Which should hardly come as a surprise, given that conclusions aren’t exactly Lynch’s game. Societal examinations always hover at the margins of his rabbit-hole meditations (the aura of apocalypse in Eraserhead, the “poisonous valentine to Hollywood” unfolding in both Mulholland Drive and Inland Empire), but his cinema is a proudly subjective one, getting at larger issues only as glimpsed by his characters. We Lynchians throw around the “dream” label constantly, yet we rarely investigate what that conceit might mean in context. As near as I can define it: Lynch is less concerned with life’s corruptions and lies than he is with the escape hatches we use to both get away from and hopefully survive this strange world. Like Laura Dern in Inland Empire, and unlike Jack Nancy in Eraserhead and Naomi Watts in Mulholland Drive, Kyle McLachlan’s Jeffrey Beaumont makes it out of Blue Velvet with his skin and soul intact, and his inner methods of doing so are the movie’s focus, more than the literal events he copes with. The movie’s signature image is Jeffrey peering out from a stranger’s closet, unwilling (not unable) to tear himself away. As has been much noted, we don’t actually see the moment when the psychotic Frank Booth (Dennis Hopper) strikes poor Dorothy Vallens (Isabella Rossellini). Instead, Lynch shows us Jeffrey flinching away, and then looking back for more. Again, though, our boy isn’t condemned for his Scooby-Doo curiosity; Blue Velvet practically hums with a warm, sympathetic empathy for its protagonist, sharing in his excitement and observing his tearful mistakes with wretched pity. What separates this film from the rest of Lynch’s oeuvre isn’t any strident political intent, but that Jeffrey serves as a viable director’s surrogate: McLachlan unabashedly (and actually quite sexily) embodies a cornball archetype, while moving with increasing familiarity and even confidence in a darker realm. Obviously, there are limits to what biography can tell, but I still find this quote from the director revealing:


"Kyle is dressed like me. My father was a research scientist for the Department of Agriculture in Washington. We were in the woods all the time. I'd sorta had enough of the woods by the time I left, but still, lumber and lumberjacks, all this kinda thing, that's America to me, like the picket fences and the roses in the opening shot. It's so burned in, that image, and it makes me feel so happy."

=== Problems to work on ===
• a. Answer these about the passage on Blue Velvet:
(i) Which actor plays Frank Booth?
(ii) For what department did the director's father work as a research scientist?
(iii) What does the writer call the movie's signature image?
• b. Carry the Blue Velvet commentary forward from the end of the director's quote, adding the next paragraph.

=== Extracted material ===
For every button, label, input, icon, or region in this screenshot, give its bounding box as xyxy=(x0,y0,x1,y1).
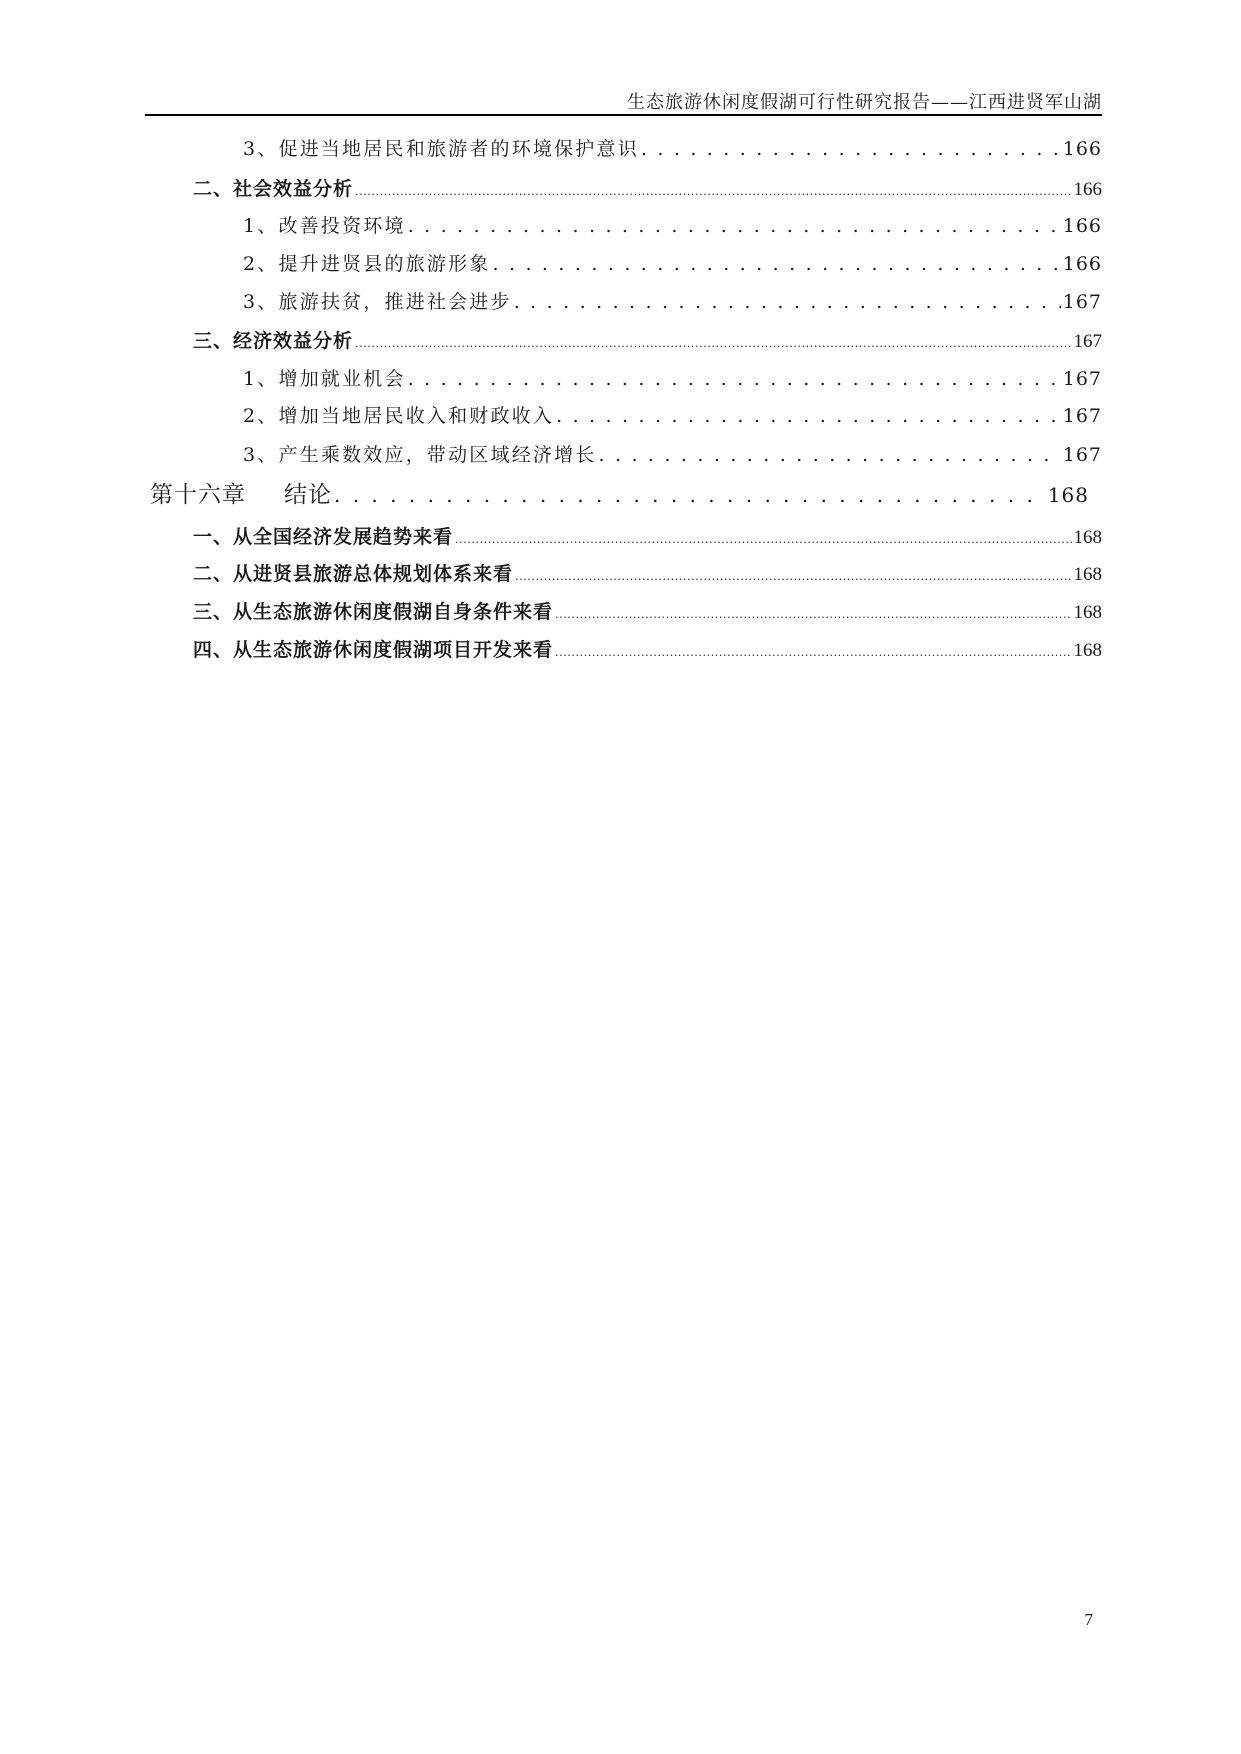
toc-chapter-label xyxy=(150,476,332,509)
toc-entry-page: 167 xyxy=(1062,405,1102,427)
toc-entry-page: 167 xyxy=(1073,331,1102,352)
toc-section-entry[interactable] xyxy=(193,597,1102,624)
toc-entry[interactable] xyxy=(243,134,1102,161)
toc-section-label: 三、从生态旅游休闲度假湖自身条件来看 xyxy=(193,601,554,623)
toc-chapter-title: 结论 xyxy=(284,482,332,508)
toc-entry-label: 2、提升进贤县的旅游形象 xyxy=(243,253,491,275)
toc-section-entry[interactable] xyxy=(193,174,1102,201)
running-header-title: 生态旅游休闲度假湖可行性研究报告——江西进贤军山湖 xyxy=(627,92,1102,113)
toc-dot-leader xyxy=(455,526,1071,548)
toc-section-label: 一、从全国经济发展趋势来看 xyxy=(193,526,454,548)
toc-dot-leader xyxy=(334,482,1046,508)
toc-section-entry[interactable] xyxy=(193,326,1102,353)
toc-section-entry[interactable] xyxy=(193,522,1102,549)
toc-entry[interactable] xyxy=(243,211,1102,238)
toc-dot-leader xyxy=(408,368,1061,390)
toc-dot-leader xyxy=(555,639,1071,661)
toc-section-label: 二、从进贤县旅游总体规划体系来看 xyxy=(193,563,514,585)
toc-entry-page: 168 xyxy=(1047,483,1089,507)
toc-section-entry[interactable] xyxy=(193,559,1102,586)
page-number: 7 xyxy=(1084,1610,1093,1629)
toc-entry-page: 166 xyxy=(1073,179,1102,200)
toc-section-label: 四、从生态旅游休闲度假湖项目开发来看 xyxy=(193,639,554,661)
toc-dot-leader xyxy=(599,444,1061,466)
toc-entry-label: 2、增加当地居民收入和财政收入 xyxy=(243,405,555,427)
toc-entry-page: 168 xyxy=(1073,527,1102,548)
toc-entry-label: 3、旅游扶贫，推进社会进步 xyxy=(243,291,512,313)
toc-section-entry[interactable] xyxy=(193,635,1102,662)
toc-entry-label: 1、增加就业机会 xyxy=(243,368,406,390)
toc-section-label: 二、社会效益分析 xyxy=(193,178,354,200)
toc-entry[interactable] xyxy=(243,364,1102,391)
toc-entry-page: 166 xyxy=(1062,215,1102,237)
toc-dot-leader xyxy=(355,330,1071,352)
toc-entry-page: 168 xyxy=(1073,602,1102,623)
toc-entry-label: 1、改善投资环境 xyxy=(243,215,406,237)
toc-dot-leader xyxy=(555,601,1071,623)
toc-entry-page: 167 xyxy=(1062,368,1102,390)
toc-entry[interactable] xyxy=(243,401,1102,428)
toc-dot-leader xyxy=(408,215,1061,237)
toc-chapter-entry[interactable] xyxy=(150,476,1089,509)
toc-dot-leader xyxy=(515,563,1071,585)
toc-dot-leader xyxy=(641,138,1061,160)
toc-entry-label: 3、促进当地居民和旅游者的环境保护意识 xyxy=(243,138,639,160)
toc-entry[interactable] xyxy=(243,287,1102,314)
toc-entry-page: 168 xyxy=(1073,564,1102,585)
toc-dot-leader xyxy=(514,291,1061,313)
toc-entry[interactable] xyxy=(243,249,1102,276)
toc-entry-page: 166 xyxy=(1062,253,1102,275)
toc-entry-page: 167 xyxy=(1062,291,1102,313)
toc-dot-leader xyxy=(355,178,1071,200)
toc-entry-page: 168 xyxy=(1073,640,1102,661)
toc-chapter-number: 第十六章 xyxy=(150,482,246,508)
toc-dot-leader xyxy=(493,253,1061,275)
toc-entry[interactable] xyxy=(243,440,1102,467)
toc-section-label: 三、经济效益分析 xyxy=(193,330,354,352)
toc-entry-page: 166 xyxy=(1062,138,1102,160)
toc-dot-leader xyxy=(556,405,1061,427)
toc-entry-page: 167 xyxy=(1062,444,1102,466)
toc-entry-label: 3、产生乘数效应，带动区域经济增长 xyxy=(243,444,597,466)
header-divider xyxy=(145,114,1102,116)
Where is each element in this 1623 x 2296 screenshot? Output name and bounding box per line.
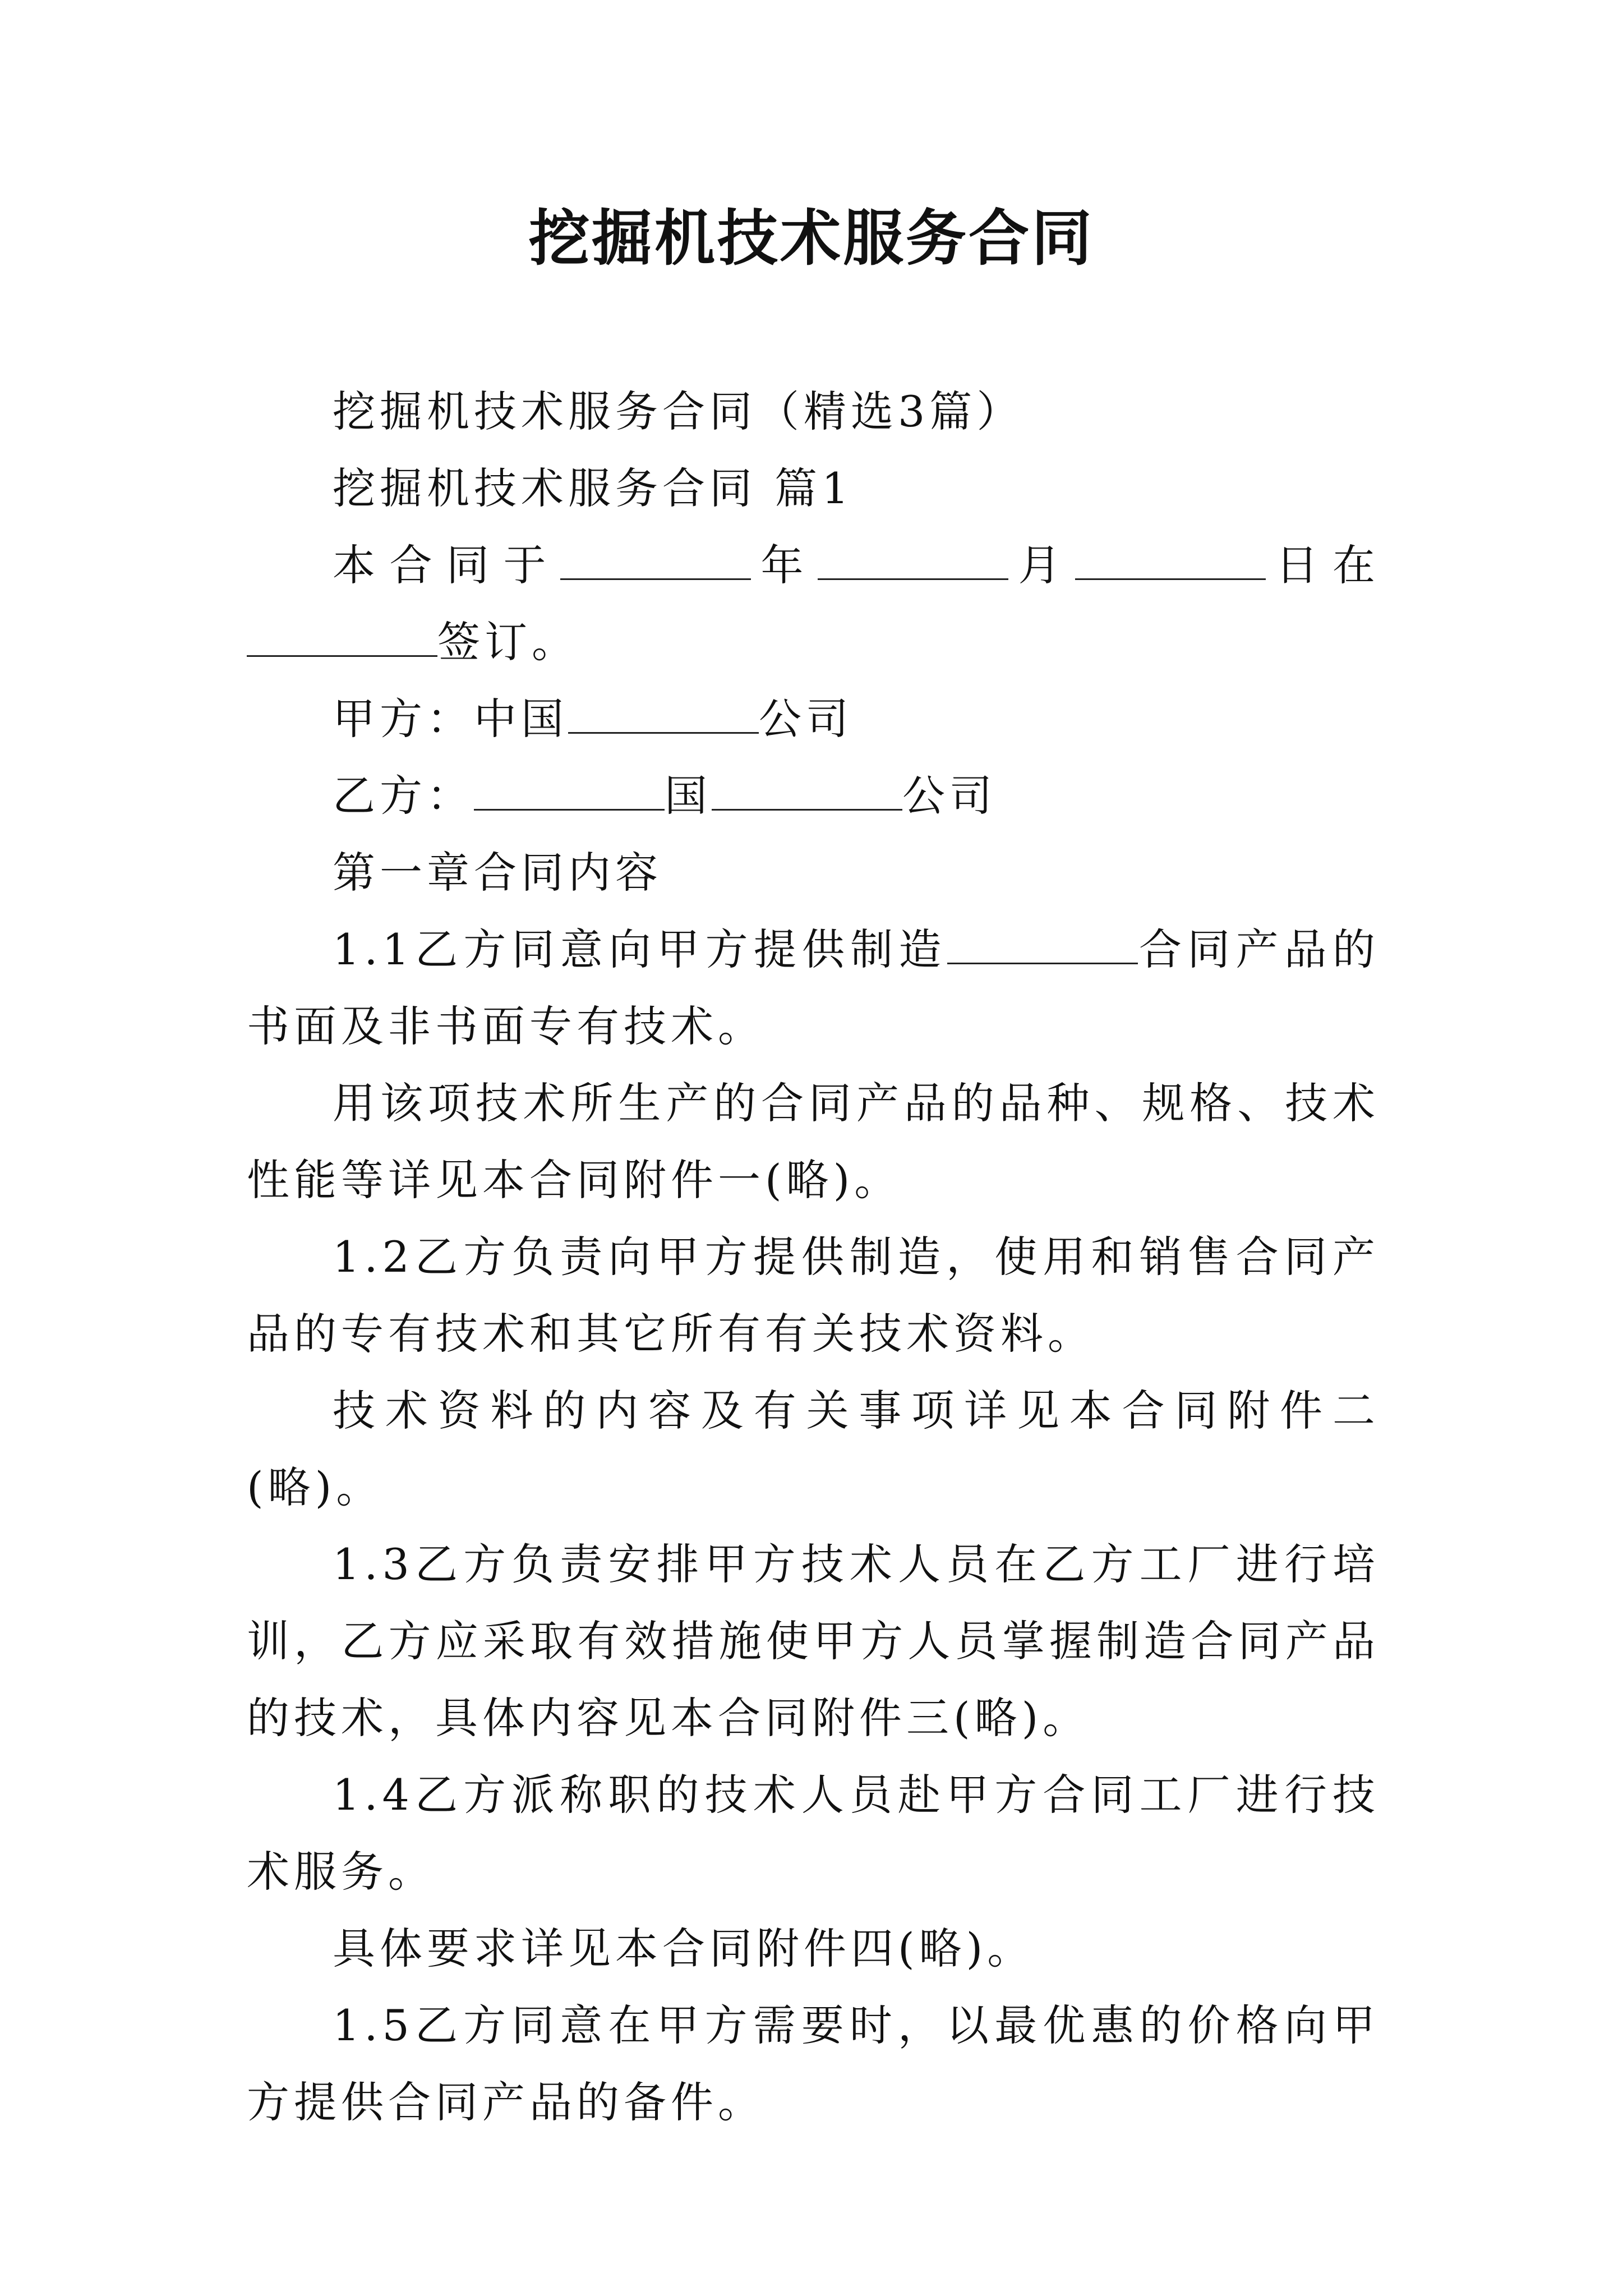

=== Responses to the exercise ===
• a.
(i) Dennis Hopper
(ii) The Department of Agriculture in Washington
(iii) Jeffrey peering out from a stranger's closet

• b.
It seems important to me that Jeffrey is a college student visiting home, rather than an independent adult or in high school with Laura Dern’s Sandy. McLachlan perfectly portrays a psyche in transition, equally at home drinking a Heineken and doing the chicken-walk, caught between blowjobs at knifepoint and “you’re a neat girl, Sandy.” These divisions have less to do with the Freudian concepts often mapped onto Blue Velvet than with Lynch’s honest assessment of what it’s like to re-examine one’s old haunts while on the cusp of adulthood. When Jeffrey exclaims excitedly, “I’m seeing something that was always hidden,” he’s not talking about willful collective blindness so much as the bygone ignorance of his childhood. The traditional anti-Everyman screed of suburban excavation is turned on its head: yes, every town is like Lumberton, with its lunatics and robins, and so the point is not to condemn us for hiding the former, but to ask how it is that we carry on anyway. Poking flat stereotypes until they explode, à la American Beauty, is no less disingenuous than “morning in America,” and is in fact nothing more than the flipside of the same coin. Perhaps it’s precisely because Lynch draws fewer conclusions than the likes of Sam Mendes that the former’s project has so much more emotional range, and for all the director’s supposed derangement, is the far more humanistic picture.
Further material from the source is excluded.